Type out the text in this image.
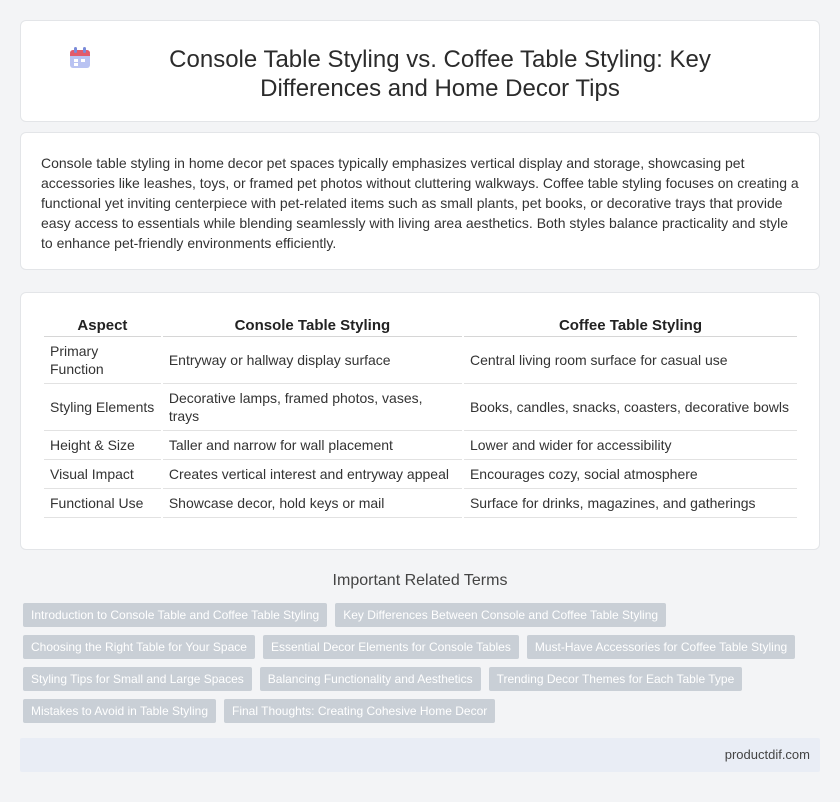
Console Table Styling vs. Coffee Table Styling: Key Differences and Home Decor Tips

Console table styling in home decor pet spaces typically emphasizes vertical display and storage, showcasing pet accessories like leashes, toys, or framed pet photos without cluttering walkways. Coffee table styling focuses on creating a functional yet inviting centerpiece with pet-related items such as small plants, pet books, or decorative trays that provide easy access to essentials while blending seamlessly with living area aesthetics. Both styles balance practicality and style to enhance pet-friendly environments efficiently.

Aspect	Console Table Styling	Coffee Table Styling
Primary Function	Entryway or hallway display surface	Central living room surface for casual use
Styling Elements	Decorative lamps, framed photos, vases, trays	Books, candles, snacks, coasters, decorative bowls
Height & Size	Taller and narrow for wall placement	Lower and wider for accessibility
Visual Impact	Creates vertical interest and entryway appeal	Encourages cozy, social atmosphere
Functional Use	Showcase decor, hold keys or mail	Surface for drinks, magazines, and gatherings
Important Related Terms
Introduction to Console Table and Coffee Table Styling	Key Differences Between Console and Coffee Table Styling
Choosing the Right Table for Your Space	Essential Decor Elements for Console Tables	Must-Have Accessories for Coffee Table Styling
Styling Tips for Small and Large Spaces	Balancing Functionality and Aesthetics	Trending Decor Themes for Each Table Type
Mistakes to Avoid in Table Styling	Final Thoughts: Creating Cohesive Home Decor
productdif.com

● **Exercise aim**: Return all the entries word for word, but omit any pictures they contain.

● **Exercise response**:
Type out the text in this image.
Console Table Styling vs. Coffee Table Styling: Key Differences and Home Decor Tips

Console table styling in home decor pet spaces typically emphasizes vertical display and storage, showcasing pet accessories like leashes, toys, or framed pet photos without cluttering walkways. Coffee table styling focuses on creating a functional yet inviting centerpiece with pet-related items such as small plants, pet books, or decorative trays that provide easy access to essentials while blending seamlessly with living area aesthetics. Both styles balance practicality and style to enhance pet-friendly environments efficiently.

Aspect	Console Table Styling	Coffee Table Styling
Primary Function	Entryway or hallway display surface	Central living room surface for casual use
Styling Elements	Decorative lamps, framed photos, vases, trays	Books, candles, snacks, coasters, decorative bowls
Height & Size	Taller and narrow for wall placement	Lower and wider for accessibility
Visual Impact	Creates vertical interest and entryway appeal	Encourages cozy, social atmosphere
Functional Use	Showcase decor, hold keys or mail	Surface for drinks, magazines, and gatherings
Important Related Terms
Introduction to Console Table and Coffee Table Styling	Key Differences Between Console and Coffee Table Styling
Choosing the Right Table for Your Space	Essential Decor Elements for Console Tables	Must-Have Accessories for Coffee Table Styling
Styling Tips for Small and Large Spaces	Balancing Functionality and Aesthetics	Trending Decor Themes for Each Table Type
Mistakes to Avoid in Table Styling	Final Thoughts: Creating Cohesive Home Decor
productdif.com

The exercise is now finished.